(Anweisung): Bitte nenne anhand des Seitenausschnitts den Tag, an dem Bimmelrudi Bilder davon machen will, wie man eine Rolle zerlegt.

Klasse dank dir Rudi. Interesse ist auf jeden Fall da. Schick mir einfach die Bilder sobald du Zeit hast.

Bzgl Freilauf Rollen. Ist das deutlich komplizierter? Könntest du mir dazu auch Bilder zeigen? Nur wenns nicht zu aufwendig ist. Will dir ja nicht die ganze Zeit stehlen.


----------



## DirkulesMG (21. August 2018)

*AW: Probleme mit neuer Shimano Nasci 4000FB XG*



Bimmelrudi schrieb:


> Vom Grundprinzip her ja, wenn man mal Heckbremsler und Freilaufrollen außen vor lässt.
> 
> Bei Interesse kann ich dir gern am Sonntag mal ein paar Bilder machen, wie man eine Rolle zerlegt. Vorher komme ich leider nicht dazu, muß bis Samstag noch malochen.
> 
> Meld dich einfach mal per PN.



Klasse! Würdest Du die Bilder hier veröffentlichen?
Hätte da auch ne Rolle, die das nötig hätte, hab mich aber noch nicht dran getraut #d

Was für ein Entfetter und welches Fett kommt dann neu drauf, hast Du da auch ein paar Tipps?


----------



## Bimmelrudi (21. August 2018)

(Bereitgestellte Daten):
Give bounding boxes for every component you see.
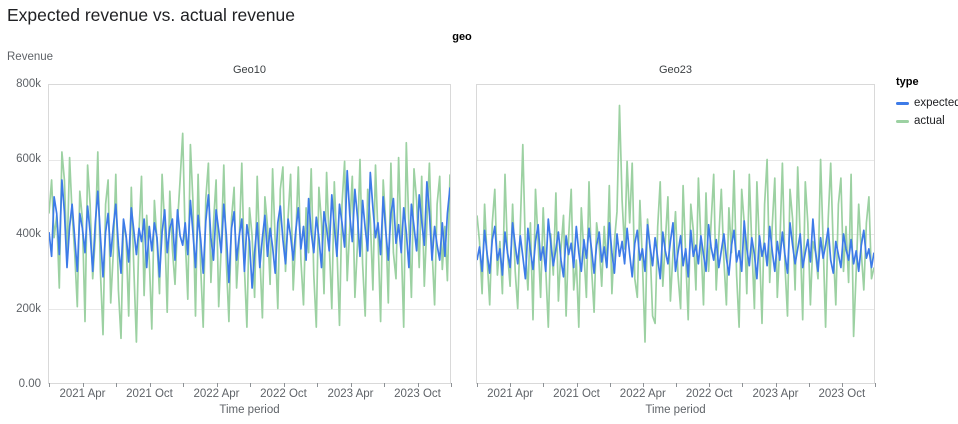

(Lösung): Am Sonntag.